> REQUIRED WORK:
Copy out all of the data exactly as it appears.

(Extracted data entries)
☆ ☆ ☆ ☆ ☆
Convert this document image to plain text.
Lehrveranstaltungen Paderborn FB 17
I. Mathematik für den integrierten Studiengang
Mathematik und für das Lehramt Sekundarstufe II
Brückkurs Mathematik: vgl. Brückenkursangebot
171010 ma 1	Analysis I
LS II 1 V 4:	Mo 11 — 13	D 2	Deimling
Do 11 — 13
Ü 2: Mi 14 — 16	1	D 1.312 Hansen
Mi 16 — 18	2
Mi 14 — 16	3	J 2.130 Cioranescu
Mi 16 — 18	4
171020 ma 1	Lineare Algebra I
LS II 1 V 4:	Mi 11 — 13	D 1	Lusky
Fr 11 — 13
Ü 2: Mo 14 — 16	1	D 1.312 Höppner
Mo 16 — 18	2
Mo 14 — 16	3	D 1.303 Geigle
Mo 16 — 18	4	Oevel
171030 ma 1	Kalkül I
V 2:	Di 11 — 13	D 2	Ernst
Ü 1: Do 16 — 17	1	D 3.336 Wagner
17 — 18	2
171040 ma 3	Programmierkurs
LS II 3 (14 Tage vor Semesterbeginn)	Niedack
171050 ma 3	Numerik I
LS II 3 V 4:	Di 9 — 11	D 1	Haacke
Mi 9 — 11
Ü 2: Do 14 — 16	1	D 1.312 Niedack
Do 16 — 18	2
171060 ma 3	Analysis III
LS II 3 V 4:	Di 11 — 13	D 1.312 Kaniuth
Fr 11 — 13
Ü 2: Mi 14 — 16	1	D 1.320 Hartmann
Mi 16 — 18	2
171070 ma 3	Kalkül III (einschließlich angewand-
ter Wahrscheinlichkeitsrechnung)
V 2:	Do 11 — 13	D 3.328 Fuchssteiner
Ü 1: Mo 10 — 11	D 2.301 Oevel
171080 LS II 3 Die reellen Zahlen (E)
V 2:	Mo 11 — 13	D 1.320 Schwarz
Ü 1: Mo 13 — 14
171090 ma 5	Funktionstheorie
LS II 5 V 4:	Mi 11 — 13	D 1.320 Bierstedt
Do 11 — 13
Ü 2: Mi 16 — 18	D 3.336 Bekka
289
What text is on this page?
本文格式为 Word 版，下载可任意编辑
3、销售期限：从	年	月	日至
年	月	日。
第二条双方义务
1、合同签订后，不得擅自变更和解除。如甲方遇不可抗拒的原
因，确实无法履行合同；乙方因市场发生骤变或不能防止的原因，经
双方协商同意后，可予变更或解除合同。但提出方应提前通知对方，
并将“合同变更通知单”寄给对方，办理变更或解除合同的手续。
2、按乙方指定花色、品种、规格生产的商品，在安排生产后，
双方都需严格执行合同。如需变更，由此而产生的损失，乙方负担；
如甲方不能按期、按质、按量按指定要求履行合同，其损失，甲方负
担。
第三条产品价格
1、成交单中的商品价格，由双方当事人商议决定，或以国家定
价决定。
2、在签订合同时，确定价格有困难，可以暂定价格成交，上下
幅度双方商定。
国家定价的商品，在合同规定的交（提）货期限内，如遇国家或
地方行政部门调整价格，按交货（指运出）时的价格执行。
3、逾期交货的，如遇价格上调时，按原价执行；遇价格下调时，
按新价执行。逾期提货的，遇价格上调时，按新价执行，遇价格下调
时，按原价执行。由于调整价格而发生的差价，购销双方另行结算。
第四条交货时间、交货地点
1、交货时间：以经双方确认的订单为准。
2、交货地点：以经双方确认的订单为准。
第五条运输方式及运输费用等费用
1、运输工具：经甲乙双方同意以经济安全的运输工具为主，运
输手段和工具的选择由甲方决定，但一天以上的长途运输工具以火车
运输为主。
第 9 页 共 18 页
☆ ☆ ☆ ☆ ☆
> RESULT FOR THIS EXERCISE:
Convert this document image to plain text.
Lehrveranstaltungen Paderborn FB 17
I. Mathematik für den integrierten Studiengang
Mathematik und für das Lehramt Sekundarstufe II
Brückkurs Mathematik: vgl. Brückenkursangebot
171010 ma 1	Analysis I
LS II 1 V 4:	Mo 11 — 13	D 2	Deimling
Do 11 — 13
Ü 2: Mi 14 — 16	1	D 1.312 Hansen
Mi 16 — 18	2
Mi 14 — 16	3	J 2.130 Cioranescu
Mi 16 — 18	4
171020 ma 1	Lineare Algebra I
LS II 1 V 4:	Mi 11 — 13	D 1	Lusky
Fr 11 — 13
Ü 2: Mo 14 — 16	1	D 1.312 Höppner
Mo 16 — 18	2
Mo 14 — 16	3	D 1.303 Geigle
Mo 16 — 18	4	Oevel
171030 ma 1	Kalkül I
V 2:	Di 11 — 13	D 2	Ernst
Ü 1: Do 16 — 17	1	D 3.336 Wagner
17 — 18	2
171040 ma 3	Programmierkurs
LS II 3 (14 Tage vor Semesterbeginn)	Niedack
171050 ma 3	Numerik I
LS II 3 V 4:	Di 9 — 11	D 1	Haacke
Mi 9 — 11
Ü 2: Do 14 — 16	1	D 1.312 Niedack
Do 16 — 18	2
171060 ma 3	Analysis III
LS II 3 V 4:	Di 11 — 13	D 1.312 Kaniuth
Fr 11 — 13
Ü 2: Mi 14 — 16	1	D 1.320 Hartmann
Mi 16 — 18	2
171070 ma 3	Kalkül III (einschließlich angewand-
ter Wahrscheinlichkeitsrechnung)
V 2:	Do 11 — 13	D 3.328 Fuchssteiner
Ü 1: Mo 10 — 11	D 2.301 Oevel
171080 LS II 3 Die reellen Zahlen (E)
V 2:	Mo 11 — 13	D 1.320 Schwarz
Ü 1: Mo 13 — 14
171090 ma 5	Funktionstheorie
LS II 5 V 4:	Mi 11 — 13	D 1.320 Bierstedt
Do 11 — 13
Ü 2: Mi 16 — 18	D 3.336 Bekka
289
What text is on this page?
本文格式为 Word 版，下载可任意编辑
3、销售期限：从	年	月	日至
年	月	日。
第二条双方义务
1、合同签订后，不得擅自变更和解除。如甲方遇不可抗拒的原
因，确实无法履行合同；乙方因市场发生骤变或不能防止的原因，经
双方协商同意后，可予变更或解除合同。但提出方应提前通知对方，
并将“合同变更通知单”寄给对方，办理变更或解除合同的手续。
2、按乙方指定花色、品种、规格生产的商品，在安排生产后，
双方都需严格执行合同。如需变更，由此而产生的损失，乙方负担；
如甲方不能按期、按质、按量按指定要求履行合同，其损失，甲方负
担。
第三条产品价格
1、成交单中的商品价格，由双方当事人商议决定，或以国家定
价决定。
2、在签订合同时，确定价格有困难，可以暂定价格成交，上下
幅度双方商定。
国家定价的商品，在合同规定的交（提）货期限内，如遇国家或
地方行政部门调整价格，按交货（指运出）时的价格执行。
3、逾期交货的，如遇价格上调时，按原价执行；遇价格下调时，
按新价执行。逾期提货的，遇价格上调时，按新价执行，遇价格下调
时，按原价执行。由于调整价格而发生的差价，购销双方另行结算。
第四条交货时间、交货地点
1、交货时间：以经双方确认的订单为准。
2、交货地点：以经双方确认的订单为准。
第五条运输方式及运输费用等费用
1、运输工具：经甲乙双方同意以经济安全的运输工具为主，运
输手段和工具的选择由甲方决定，但一天以上的长途运输工具以火车
运输为主。
第 9 页 共 18 页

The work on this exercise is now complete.